TASK OBJECTIVE
Give the entries back exactly, dropping each image.

Extracted records
****************************************

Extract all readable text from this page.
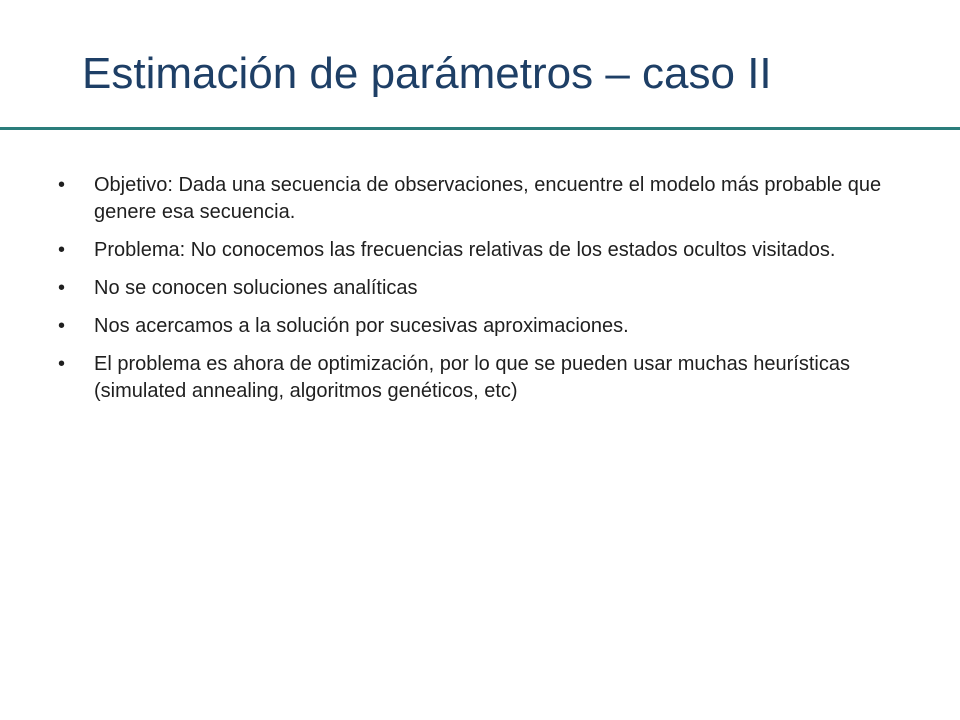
Estimación de parámetros – caso II
•	Objetivo: Dada una secuencia de observaciones, encuentre el modelo más probable que genere esa secuencia.
•	Problema: No conocemos las frecuencias relativas de los estados ocultos visitados.
•	No se conocen soluciones analíticas
•	Nos acercamos a la solución por sucesivas aproximaciones.
•	El problema es ahora de optimización, por lo que se pueden usar muchas heurísticas (simulated annealing, algoritmos genéticos, etc)
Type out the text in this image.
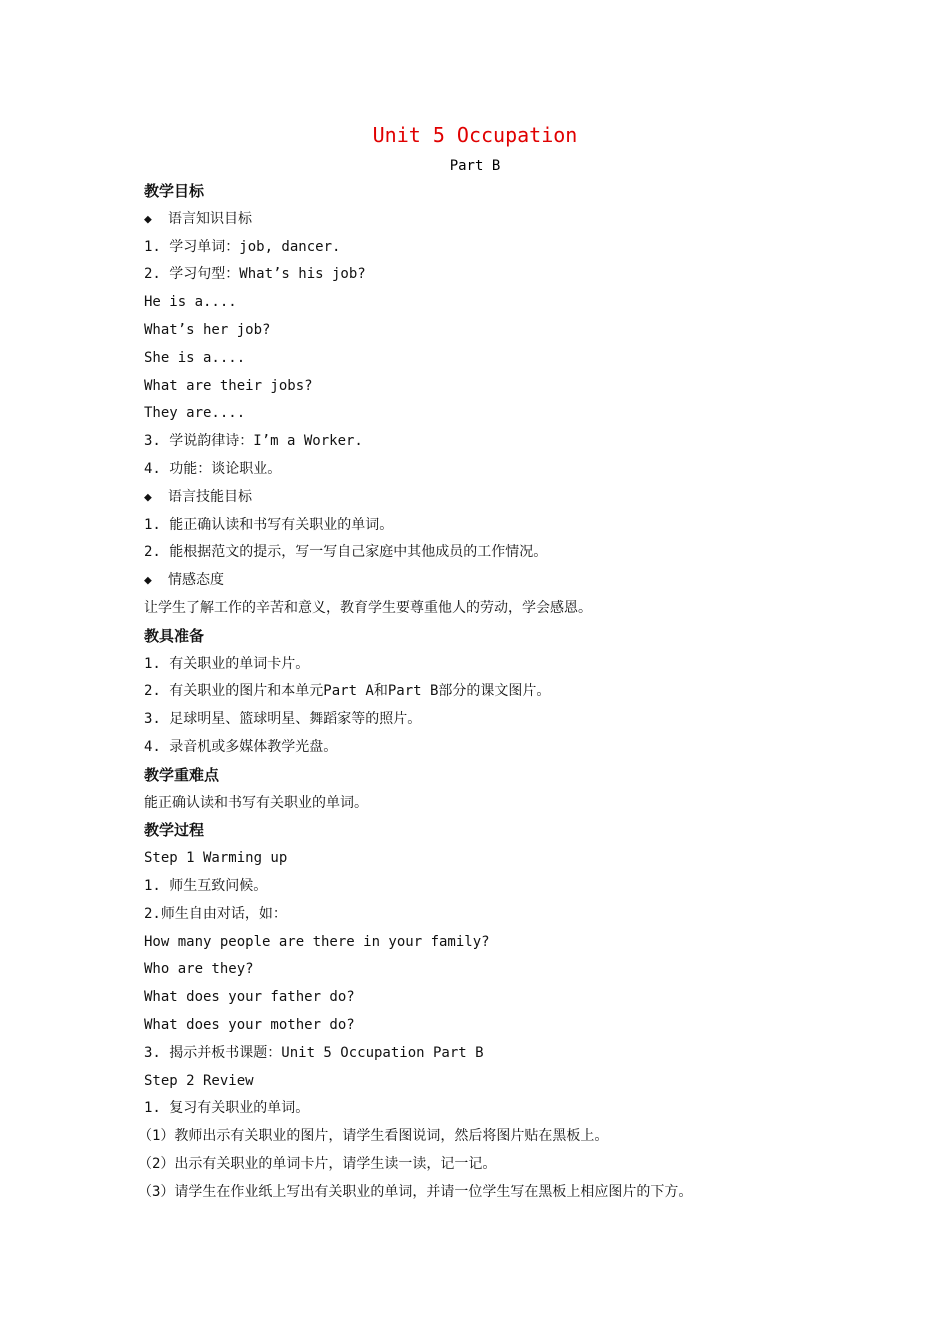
Unit 5 Occupation
Part B
教学目标
◆ 语言知识目标
1. 学习单词：job, dancer.
2. 学习句型：What’s his job?
He is a....
What’s her job?
She is a....
What are their jobs?
They are....
3. 学说韵律诗：I’m a Worker.
4. 功能：谈论职业。
◆ 语言技能目标
1. 能正确认读和书写有关职业的单词。
2. 能根据范文的提示，写一写自己家庭中其他成员的工作情况。
◆ 情感态度
让学生了解工作的辛苦和意义，教育学生要尊重他人的劳动，学会感恩。
教具准备
1. 有关职业的单词卡片。
2. 有关职业的图片和本单元Part A和Part B部分的课文图片。
3. 足球明星、篮球明星、舞蹈家等的照片。
4. 录音机或多媒体教学光盘。
教学重难点
能正确认读和书写有关职业的单词。
教学过程
Step 1 Warming up
1. 师生互致问候。
2.师生自由对话，如：
How many people are there in your family?
Who are they?
What does your father do?
What does your mother do?
3. 揭示并板书课题：Unit 5 Occupation Part B
Step 2 Review
1. 复习有关职业的单词。
（1）教师出示有关职业的图片，请学生看图说词，然后将图片贴在黑板上。
（2）出示有关职业的单词卡片，请学生读一读，记一记。
（3）请学生在作业纸上写出有关职业的单词，并请一位学生写在黑板上相应图片的下方。
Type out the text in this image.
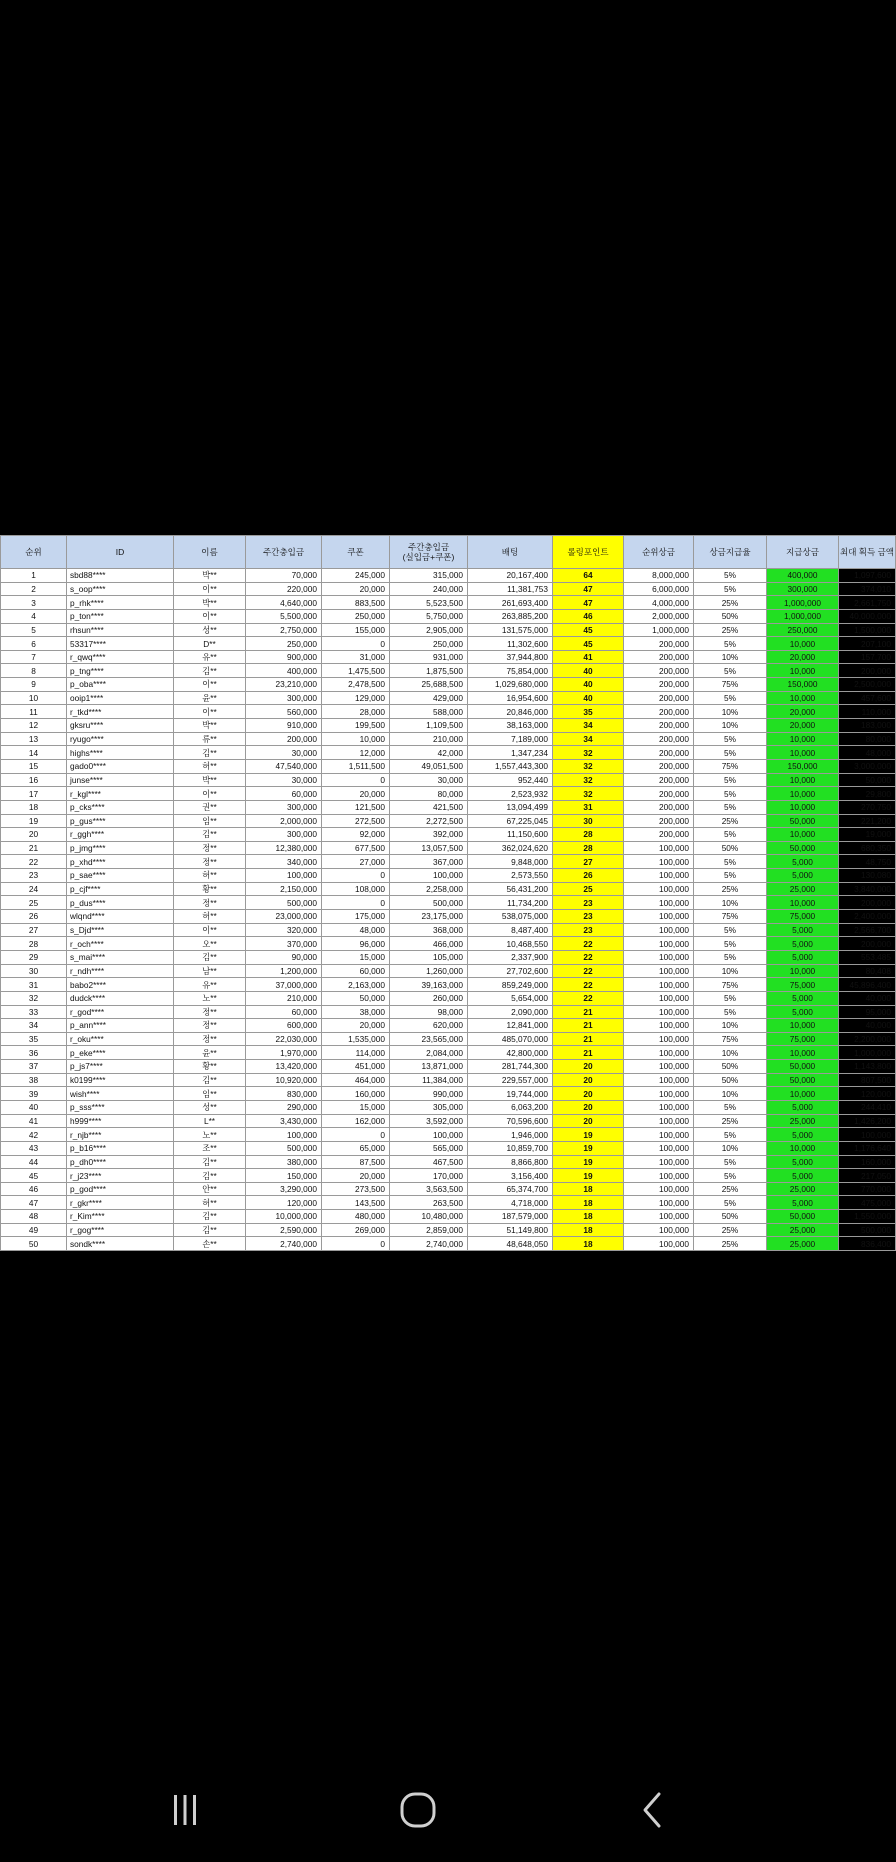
순위	ID	이름	주간충입금	쿠폰	주간충입금
(실입금+쿠폰)	배팅	롤링포인트	순위상금	상금지급율	지급상금	최대 획득 금액
1	sbd88****	박**	70,000	245,000	315,000	20,167,400	64	8,000,000	5%	400,000	1,097,600
2	s_oop****	이**	220,000	20,000	240,000	11,381,753	47	6,000,000	5%	300,000	374,010
3	p_rhk****	박**	4,640,000	883,500	5,523,500	261,693,400	47	4,000,000	25%	1,000,000	2,661,750
4	p_ton****	이**	5,500,000	250,000	5,750,000	263,885,200	46	2,000,000	50%	1,000,000	40,000,000
5	rhsun****	성**	2,750,000	155,000	2,905,000	131,575,000	45	1,000,000	25%	250,000	1,500,000
6	53317****	D**	250,000	0	250,000	11,302,600	45	200,000	5%	10,000	207,100
7	r_qwq****	유**	900,000	31,000	931,000	37,944,800	41	200,000	10%	20,000	157,700
8	p_tng****	김**	400,000	1,475,500	1,875,500	75,854,000	40	200,000	5%	10,000	200,000
9	p_oba****	이**	23,210,000	2,478,500	25,688,500	1,029,680,000	40	200,000	75%	150,000	2,500,000
10	ooip1****	윤**	300,000	129,000	429,000	16,954,600	40	200,000	5%	10,000	457,600
11	r_tkd****	이**	560,000	28,000	588,000	20,846,000	35	200,000	10%	20,000	110,000
12	gksru****	박**	910,000	199,500	1,109,500	38,163,000	34	200,000	10%	20,000	183,000
13	ryugo****	류**	200,000	10,000	210,000	7,189,000	34	200,000	5%	10,000	80,000
14	highs****	김**	30,000	12,000	42,000	1,347,234	32	200,000	5%	10,000	48,000
15	gado0****	허**	47,540,000	1,511,500	49,051,500	1,557,443,300	32	200,000	75%	150,000	3,000,000
16	junse****	박**	30,000	0	30,000	952,440	32	200,000	5%	10,000	50,000
17	r_kgl****	이**	60,000	20,000	80,000	2,523,932	32	200,000	5%	10,000	29,800
18	p_cks****	권**	300,000	121,500	421,500	13,094,499	31	200,000	5%	10,000	270,750
19	p_gus****	임**	2,000,000	272,500	2,272,500	67,225,045	30	200,000	25%	50,000	221,200
20	r_ggh****	김**	300,000	92,000	392,000	11,150,600	28	200,000	5%	10,000	19,000
21	p_jmg****	정**	12,380,000	677,500	13,057,500	362,024,620	28	100,000	50%	50,000	680,350
22	p_xhd****	정**	340,000	27,000	367,000	9,848,000	27	100,000	5%	5,000	48,750
23	p_sae****	허**	100,000	0	100,000	2,573,550	26	100,000	5%	5,000	130,080
24	p_cjf****	황**	2,150,000	108,000	2,258,000	56,431,200	25	100,000	25%	25,000	3,840,000
25	p_dus****	정**	500,000	0	500,000	11,734,200	23	100,000	10%	10,000	200,000
26	wlqnd****	허**	23,000,000	175,000	23,175,000	538,075,000	23	100,000	75%	75,000	2,400,000
27	s_Djd****	이**	320,000	48,000	368,000	8,487,400	23	100,000	5%	5,000	2,566,700
28	r_och****	오**	370,000	96,000	466,000	10,468,550	22	100,000	5%	5,000	200,000
29	s_mai****	김**	90,000	15,000	105,000	2,337,900	22	100,000	5%	5,000	553,485
30	r_ndh****	남**	1,200,000	60,000	1,260,000	27,702,600	22	100,000	10%	10,000	80,408
31	babo2****	유**	37,000,000	2,163,000	39,163,000	859,249,000	22	100,000	75%	75,000	45,896,400
32	dudck****	노**	210,000	50,000	260,000	5,654,000	22	100,000	5%	5,000	40,000
33	r_god****	정**	60,000	38,000	98,000	2,090,000	21	100,000	5%	5,000	95,000
34	p_ann****	정**	600,000	20,000	620,000	12,841,000	21	100,000	10%	10,000	40,000
35	r_oku****	정**	22,030,000	1,535,000	23,565,000	485,070,000	21	100,000	75%	75,000	2,200,000
36	p_eke****	윤**	1,970,000	114,000	2,084,000	42,800,000	21	100,000	10%	10,000	1,000,000
37	p_js7****	황**	13,420,000	451,000	13,871,000	281,744,300	20	100,000	50%	50,000	1,143,800
38	k0199****	김**	10,920,000	464,000	11,384,000	229,557,000	20	100,000	50%	50,000	807,500
39	wish****	임**	830,000	160,000	990,000	19,744,000	20	100,000	10%	10,000	120,000
40	p_sss****	성**	290,000	15,000	305,000	6,063,200	20	100,000	5%	5,000	244,410
41	h999****	L**	3,430,000	162,000	3,592,000	70,596,600	20	100,000	25%	25,000	1,426,200
42	r_njb****	노**	100,000	0	100,000	1,946,000	19	100,000	5%	5,000	100,000
43	p_b16****	조**	500,000	65,000	565,000	10,859,700	19	100,000	10%	10,000	1,176,640
44	p_dh0****	김**	380,000	87,500	467,500	8,866,800	19	100,000	5%	5,000	160,000
45	r_j23****	김**	150,000	20,000	170,000	3,156,400	19	100,000	5%	5,000	217,050
46	p_god****	안**	3,290,000	273,500	3,563,500	65,374,700	18	100,000	25%	25,000	770,000
47	r_gkr****	허**	120,000	143,500	263,500	4,718,000	18	100,000	5%	5,000	475,000
48	r_Kim****	김**	10,000,000	480,000	10,480,000	187,579,000	18	100,000	50%	50,000	1,550,000
49	r_gog****	김**	2,590,000	269,000	2,859,000	51,149,800	18	100,000	25%	25,000	500,000
50	sondk****	손**	2,740,000	0	2,740,000	48,648,050	18	100,000	25%	25,000	836,400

****************************************

ANSWER TO THIS EXERCISE
Extract all readable text from this page.
Estimación de parámetros – caso II
•	Objetivo: Dada una secuencia de observaciones, encuentre el modelo más probable que genere esa secuencia.
•	Problema: No conocemos las frecuencias relativas de los estados ocultos visitados.
•	No se conocen soluciones analíticas
•	Nos acercamos a la solución por sucesivas aproximaciones.
•	El problema es ahora de optimización, por lo que se pueden usar muchas heurísticas (simulated annealing, algoritmos genéticos, etc)
Type out the text in this image.
Unit 5 Occupation
Part B
教学目标
◆ 语言知识目标
1. 学习单词：job, dancer.
2. 学习句型：What’s his job?
He is a....
What’s her job?
She is a....
What are their jobs?
They are....
3. 学说韵律诗：I’m a Worker.
4. 功能：谈论职业。
◆ 语言技能目标
1. 能正确认读和书写有关职业的单词。
2. 能根据范文的提示，写一写自己家庭中其他成员的工作情况。
◆ 情感态度
让学生了解工作的辛苦和意义，教育学生要尊重他人的劳动，学会感恩。
教具准备
1. 有关职业的单词卡片。
2. 有关职业的图片和本单元Part A和Part B部分的课文图片。
3. 足球明星、篮球明星、舞蹈家等的照片。
4. 录音机或多媒体教学光盘。
教学重难点
能正确认读和书写有关职业的单词。
教学过程
Step 1 Warming up
1. 师生互致问候。
2.师生自由对话，如：
How many people are there in your family?
Who are they?
What does your father do?
What does your mother do?
3. 揭示并板书课题：Unit 5 Occupation Part B
Step 2 Review
1. 复习有关职业的单词。
（1）教师出示有关职业的图片，请学生看图说词，然后将图片贴在黑板上。
（2）出示有关职业的单词卡片，请学生读一读，记一记。
（3）请学生在作业纸上写出有关职业的单词，并请一位学生写在黑板上相应图片的下方。
Type out the text in this image.
순위	ID	이름	주간충입금	쿠폰	주간충입금
(실입금+쿠폰)	배팅	롤링포인트	순위상금	상금지급율	지급상금	최대 획득 금액
1	sbd88****	박**	70,000	245,000	315,000	20,167,400	64	8,000,000	5%	400,000	1,097,600
2	s_oop****	이**	220,000	20,000	240,000	11,381,753	47	6,000,000	5%	300,000	374,010
3	p_rhk****	박**	4,640,000	883,500	5,523,500	261,693,400	47	4,000,000	25%	1,000,000	2,661,750
4	p_ton****	이**	5,500,000	250,000	5,750,000	263,885,200	46	2,000,000	50%	1,000,000	40,000,000
5	rhsun****	성**	2,750,000	155,000	2,905,000	131,575,000	45	1,000,000	25%	250,000	1,500,000
6	53317****	D**	250,000	0	250,000	11,302,600	45	200,000	5%	10,000	207,100
7	r_qwq****	유**	900,000	31,000	931,000	37,944,800	41	200,000	10%	20,000	157,700
8	p_tng****	김**	400,000	1,475,500	1,875,500	75,854,000	40	200,000	5%	10,000	200,000
9	p_oba****	이**	23,210,000	2,478,500	25,688,500	1,029,680,000	40	200,000	75%	150,000	2,500,000
10	ooip1****	윤**	300,000	129,000	429,000	16,954,600	40	200,000	5%	10,000	457,600
11	r_tkd****	이**	560,000	28,000	588,000	20,846,000	35	200,000	10%	20,000	110,000
12	gksru****	박**	910,000	199,500	1,109,500	38,163,000	34	200,000	10%	20,000	183,000
13	ryugo****	류**	200,000	10,000	210,000	7,189,000	34	200,000	5%	10,000	80,000
14	highs****	김**	30,000	12,000	42,000	1,347,234	32	200,000	5%	10,000	48,000
15	gado0****	허**	47,540,000	1,511,500	49,051,500	1,557,443,300	32	200,000	75%	150,000	3,000,000
16	junse****	박**	30,000	0	30,000	952,440	32	200,000	5%	10,000	50,000
17	r_kgl****	이**	60,000	20,000	80,000	2,523,932	32	200,000	5%	10,000	29,800
18	p_cks****	권**	300,000	121,500	421,500	13,094,499	31	200,000	5%	10,000	270,750
19	p_gus****	임**	2,000,000	272,500	2,272,500	67,225,045	30	200,000	25%	50,000	221,200
20	r_ggh****	김**	300,000	92,000	392,000	11,150,600	28	200,000	5%	10,000	19,000
21	p_jmg****	정**	12,380,000	677,500	13,057,500	362,024,620	28	100,000	50%	50,000	680,350
22	p_xhd****	정**	340,000	27,000	367,000	9,848,000	27	100,000	5%	5,000	48,750
23	p_sae****	허**	100,000	0	100,000	2,573,550	26	100,000	5%	5,000	130,080
24	p_cjf****	황**	2,150,000	108,000	2,258,000	56,431,200	25	100,000	25%	25,000	3,840,000
25	p_dus****	정**	500,000	0	500,000	11,734,200	23	100,000	10%	10,000	200,000
26	wlqnd****	허**	23,000,000	175,000	23,175,000	538,075,000	23	100,000	75%	75,000	2,400,000
27	s_Djd****	이**	320,000	48,000	368,000	8,487,400	23	100,000	5%	5,000	2,566,700
28	r_och****	오**	370,000	96,000	466,000	10,468,550	22	100,000	5%	5,000	200,000
29	s_mai****	김**	90,000	15,000	105,000	2,337,900	22	100,000	5%	5,000	553,485
30	r_ndh****	남**	1,200,000	60,000	1,260,000	27,702,600	22	100,000	10%	10,000	80,408
31	babo2****	유**	37,000,000	2,163,000	39,163,000	859,249,000	22	100,000	75%	75,000	45,896,400
32	dudck****	노**	210,000	50,000	260,000	5,654,000	22	100,000	5%	5,000	40,000
33	r_god****	정**	60,000	38,000	98,000	2,090,000	21	100,000	5%	5,000	95,000
34	p_ann****	정**	600,000	20,000	620,000	12,841,000	21	100,000	10%	10,000	40,000
35	r_oku****	정**	22,030,000	1,535,000	23,565,000	485,070,000	21	100,000	75%	75,000	2,200,000
36	p_eke****	윤**	1,970,000	114,000	2,084,000	42,800,000	21	100,000	10%	10,000	1,000,000
37	p_js7****	황**	13,420,000	451,000	13,871,000	281,744,300	20	100,000	50%	50,000	1,143,800
38	k0199****	김**	10,920,000	464,000	11,384,000	229,557,000	20	100,000	50%	50,000	807,500
39	wish****	임**	830,000	160,000	990,000	19,744,000	20	100,000	10%	10,000	120,000
40	p_sss****	성**	290,000	15,000	305,000	6,063,200	20	100,000	5%	5,000	244,410
41	h999****	L**	3,430,000	162,000	3,592,000	70,596,600	20	100,000	25%	25,000	1,426,200
42	r_njb****	노**	100,000	0	100,000	1,946,000	19	100,000	5%	5,000	100,000
43	p_b16****	조**	500,000	65,000	565,000	10,859,700	19	100,000	10%	10,000	1,176,640
44	p_dh0****	김**	380,000	87,500	467,500	8,866,800	19	100,000	5%	5,000	160,000
45	r_j23****	김**	150,000	20,000	170,000	3,156,400	19	100,000	5%	5,000	217,050
46	p_god****	안**	3,290,000	273,500	3,563,500	65,374,700	18	100,000	25%	25,000	770,000
47	r_gkr****	허**	120,000	143,500	263,500	4,718,000	18	100,000	5%	5,000	475,000
48	r_Kim****	김**	10,000,000	480,000	10,480,000	187,579,000	18	100,000	50%	50,000	1,550,000
49	r_gog****	김**	2,590,000	269,000	2,859,000	51,149,800	18	100,000	25%	25,000	500,000
50	sondk****	손**	2,740,000	0	2,740,000	48,648,050	18	100,000	25%	25,000	836,400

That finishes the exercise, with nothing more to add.